[Provided data]

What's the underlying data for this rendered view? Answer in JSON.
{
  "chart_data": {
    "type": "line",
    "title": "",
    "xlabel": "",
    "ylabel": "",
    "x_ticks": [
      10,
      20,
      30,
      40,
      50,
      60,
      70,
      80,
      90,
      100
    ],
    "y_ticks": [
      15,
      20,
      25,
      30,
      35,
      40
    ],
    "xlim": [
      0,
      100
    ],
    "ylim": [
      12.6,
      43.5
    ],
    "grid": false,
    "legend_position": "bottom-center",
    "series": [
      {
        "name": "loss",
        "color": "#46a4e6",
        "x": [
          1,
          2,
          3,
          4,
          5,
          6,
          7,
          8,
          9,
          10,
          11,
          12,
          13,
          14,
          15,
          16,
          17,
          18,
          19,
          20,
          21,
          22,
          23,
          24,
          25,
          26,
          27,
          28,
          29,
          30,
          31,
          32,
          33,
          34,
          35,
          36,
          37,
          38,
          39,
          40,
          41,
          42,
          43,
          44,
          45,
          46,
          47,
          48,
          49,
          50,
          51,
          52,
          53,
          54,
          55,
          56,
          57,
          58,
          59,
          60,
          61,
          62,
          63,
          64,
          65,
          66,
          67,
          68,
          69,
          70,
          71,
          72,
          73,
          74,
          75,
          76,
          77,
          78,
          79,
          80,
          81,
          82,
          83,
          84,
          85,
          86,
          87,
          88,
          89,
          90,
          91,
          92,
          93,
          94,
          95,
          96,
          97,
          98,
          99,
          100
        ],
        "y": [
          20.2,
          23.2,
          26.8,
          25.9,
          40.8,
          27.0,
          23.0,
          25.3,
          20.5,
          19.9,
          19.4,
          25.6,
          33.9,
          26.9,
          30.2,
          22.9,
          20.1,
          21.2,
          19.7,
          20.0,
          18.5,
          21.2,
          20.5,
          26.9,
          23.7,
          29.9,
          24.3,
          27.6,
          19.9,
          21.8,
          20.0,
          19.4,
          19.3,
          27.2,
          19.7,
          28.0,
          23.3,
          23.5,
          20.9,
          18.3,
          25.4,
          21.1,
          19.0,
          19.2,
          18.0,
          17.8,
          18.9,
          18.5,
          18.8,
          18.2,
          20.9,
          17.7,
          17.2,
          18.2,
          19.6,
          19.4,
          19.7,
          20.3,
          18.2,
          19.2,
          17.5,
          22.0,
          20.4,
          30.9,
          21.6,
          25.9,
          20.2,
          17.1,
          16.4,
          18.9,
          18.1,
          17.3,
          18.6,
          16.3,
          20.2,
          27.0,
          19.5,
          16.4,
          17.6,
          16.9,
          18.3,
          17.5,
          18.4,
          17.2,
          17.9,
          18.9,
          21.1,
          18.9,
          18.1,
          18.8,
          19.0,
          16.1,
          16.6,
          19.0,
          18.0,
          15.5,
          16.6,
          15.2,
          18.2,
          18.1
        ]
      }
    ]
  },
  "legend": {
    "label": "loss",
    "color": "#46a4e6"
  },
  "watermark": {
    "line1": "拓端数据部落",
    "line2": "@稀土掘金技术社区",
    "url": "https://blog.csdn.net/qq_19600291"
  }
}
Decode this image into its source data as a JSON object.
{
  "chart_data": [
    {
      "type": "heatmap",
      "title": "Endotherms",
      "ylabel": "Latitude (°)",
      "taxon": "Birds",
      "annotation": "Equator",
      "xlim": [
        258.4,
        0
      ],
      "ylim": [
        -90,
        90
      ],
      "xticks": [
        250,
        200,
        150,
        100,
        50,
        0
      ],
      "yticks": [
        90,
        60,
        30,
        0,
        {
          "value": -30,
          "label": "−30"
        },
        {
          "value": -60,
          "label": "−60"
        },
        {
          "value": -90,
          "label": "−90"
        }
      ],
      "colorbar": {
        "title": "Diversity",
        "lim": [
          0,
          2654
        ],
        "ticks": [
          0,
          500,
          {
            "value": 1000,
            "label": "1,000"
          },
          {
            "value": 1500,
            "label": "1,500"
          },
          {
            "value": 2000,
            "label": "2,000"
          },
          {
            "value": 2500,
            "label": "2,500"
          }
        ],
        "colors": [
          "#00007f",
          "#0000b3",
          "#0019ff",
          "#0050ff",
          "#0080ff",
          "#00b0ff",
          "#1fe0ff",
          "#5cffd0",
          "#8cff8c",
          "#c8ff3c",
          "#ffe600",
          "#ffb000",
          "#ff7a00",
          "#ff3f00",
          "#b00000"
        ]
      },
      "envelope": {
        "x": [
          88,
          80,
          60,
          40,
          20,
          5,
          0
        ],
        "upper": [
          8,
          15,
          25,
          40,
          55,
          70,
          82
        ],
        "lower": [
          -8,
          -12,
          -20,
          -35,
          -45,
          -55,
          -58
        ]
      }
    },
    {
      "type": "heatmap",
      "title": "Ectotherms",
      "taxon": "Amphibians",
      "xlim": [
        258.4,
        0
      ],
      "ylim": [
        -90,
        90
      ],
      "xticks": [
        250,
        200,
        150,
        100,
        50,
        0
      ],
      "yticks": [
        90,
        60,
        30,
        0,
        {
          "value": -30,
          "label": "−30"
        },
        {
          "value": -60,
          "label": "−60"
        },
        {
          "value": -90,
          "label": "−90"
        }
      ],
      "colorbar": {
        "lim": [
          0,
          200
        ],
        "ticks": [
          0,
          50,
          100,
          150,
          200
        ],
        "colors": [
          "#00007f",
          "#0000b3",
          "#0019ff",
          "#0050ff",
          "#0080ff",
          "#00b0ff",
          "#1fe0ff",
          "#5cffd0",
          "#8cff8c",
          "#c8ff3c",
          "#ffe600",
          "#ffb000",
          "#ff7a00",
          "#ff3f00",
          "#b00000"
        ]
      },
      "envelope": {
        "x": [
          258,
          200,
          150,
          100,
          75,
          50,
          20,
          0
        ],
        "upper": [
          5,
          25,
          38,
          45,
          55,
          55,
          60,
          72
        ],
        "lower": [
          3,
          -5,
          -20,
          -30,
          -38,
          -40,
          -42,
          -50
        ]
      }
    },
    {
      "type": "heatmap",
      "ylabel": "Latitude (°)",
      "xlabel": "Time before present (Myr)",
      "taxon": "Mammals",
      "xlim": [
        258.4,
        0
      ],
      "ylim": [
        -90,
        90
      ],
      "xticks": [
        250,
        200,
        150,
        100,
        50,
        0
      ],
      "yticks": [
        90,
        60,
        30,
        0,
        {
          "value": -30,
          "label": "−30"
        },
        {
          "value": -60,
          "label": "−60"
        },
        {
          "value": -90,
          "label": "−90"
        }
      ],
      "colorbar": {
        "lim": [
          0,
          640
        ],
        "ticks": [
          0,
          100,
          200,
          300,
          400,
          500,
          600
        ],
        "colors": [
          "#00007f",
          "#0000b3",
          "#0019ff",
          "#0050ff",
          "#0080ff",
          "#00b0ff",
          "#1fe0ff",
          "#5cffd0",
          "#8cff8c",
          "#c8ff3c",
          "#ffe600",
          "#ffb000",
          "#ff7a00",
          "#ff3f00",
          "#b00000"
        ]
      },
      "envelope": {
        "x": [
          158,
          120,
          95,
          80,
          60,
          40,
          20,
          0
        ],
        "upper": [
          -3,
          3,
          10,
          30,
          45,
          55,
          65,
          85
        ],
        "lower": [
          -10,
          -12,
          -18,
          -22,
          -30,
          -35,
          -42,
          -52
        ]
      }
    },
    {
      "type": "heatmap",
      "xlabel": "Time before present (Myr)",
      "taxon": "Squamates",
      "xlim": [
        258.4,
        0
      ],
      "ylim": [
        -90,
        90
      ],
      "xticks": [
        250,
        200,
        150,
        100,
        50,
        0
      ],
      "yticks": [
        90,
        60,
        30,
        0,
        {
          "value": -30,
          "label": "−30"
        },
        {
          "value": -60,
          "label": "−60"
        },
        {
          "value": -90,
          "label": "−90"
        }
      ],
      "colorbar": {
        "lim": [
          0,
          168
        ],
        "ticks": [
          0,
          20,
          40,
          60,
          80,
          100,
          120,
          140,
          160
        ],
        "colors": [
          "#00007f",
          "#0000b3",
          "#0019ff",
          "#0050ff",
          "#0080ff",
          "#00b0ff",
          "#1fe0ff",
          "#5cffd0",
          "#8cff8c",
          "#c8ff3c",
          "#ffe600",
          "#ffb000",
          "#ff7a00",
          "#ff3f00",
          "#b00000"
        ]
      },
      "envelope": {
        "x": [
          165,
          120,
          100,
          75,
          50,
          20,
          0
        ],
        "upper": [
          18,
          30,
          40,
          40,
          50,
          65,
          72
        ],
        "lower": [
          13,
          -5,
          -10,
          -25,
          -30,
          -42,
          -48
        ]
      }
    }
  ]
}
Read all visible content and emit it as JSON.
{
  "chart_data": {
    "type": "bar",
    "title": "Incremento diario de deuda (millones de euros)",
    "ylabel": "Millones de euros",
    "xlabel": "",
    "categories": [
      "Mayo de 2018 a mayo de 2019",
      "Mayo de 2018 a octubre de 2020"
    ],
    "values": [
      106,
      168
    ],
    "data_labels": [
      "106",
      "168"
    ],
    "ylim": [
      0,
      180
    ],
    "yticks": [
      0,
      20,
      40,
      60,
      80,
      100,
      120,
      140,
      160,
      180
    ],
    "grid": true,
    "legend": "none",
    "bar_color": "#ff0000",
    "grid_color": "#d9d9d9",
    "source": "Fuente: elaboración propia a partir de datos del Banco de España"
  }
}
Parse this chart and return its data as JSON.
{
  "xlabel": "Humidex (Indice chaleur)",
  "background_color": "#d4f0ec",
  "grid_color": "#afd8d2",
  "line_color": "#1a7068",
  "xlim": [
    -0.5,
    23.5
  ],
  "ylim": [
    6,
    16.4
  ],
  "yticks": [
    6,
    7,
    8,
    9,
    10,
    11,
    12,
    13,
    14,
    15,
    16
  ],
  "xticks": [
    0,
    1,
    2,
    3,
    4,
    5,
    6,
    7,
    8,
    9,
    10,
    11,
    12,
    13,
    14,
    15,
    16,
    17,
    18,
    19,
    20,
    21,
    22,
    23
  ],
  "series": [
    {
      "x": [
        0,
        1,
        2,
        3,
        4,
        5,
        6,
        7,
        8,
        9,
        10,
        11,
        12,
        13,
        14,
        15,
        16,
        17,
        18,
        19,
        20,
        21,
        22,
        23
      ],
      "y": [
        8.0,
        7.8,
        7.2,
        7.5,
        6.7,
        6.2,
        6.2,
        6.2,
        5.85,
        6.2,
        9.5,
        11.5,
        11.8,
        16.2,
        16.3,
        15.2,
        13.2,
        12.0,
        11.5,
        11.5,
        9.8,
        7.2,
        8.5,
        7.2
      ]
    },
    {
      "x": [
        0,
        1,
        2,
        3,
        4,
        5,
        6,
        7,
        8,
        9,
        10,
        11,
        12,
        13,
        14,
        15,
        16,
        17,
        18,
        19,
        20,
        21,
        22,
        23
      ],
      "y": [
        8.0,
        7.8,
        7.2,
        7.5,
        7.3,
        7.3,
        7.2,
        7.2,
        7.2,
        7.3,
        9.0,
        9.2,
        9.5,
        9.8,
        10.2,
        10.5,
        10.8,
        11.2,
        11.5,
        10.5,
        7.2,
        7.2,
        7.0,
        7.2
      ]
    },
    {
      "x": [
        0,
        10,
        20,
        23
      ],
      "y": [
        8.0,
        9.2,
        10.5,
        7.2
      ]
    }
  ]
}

[Task directions] Go through the entries above and count the lines containing the word "JSON"; give only that count.

[Answer to this problem] 4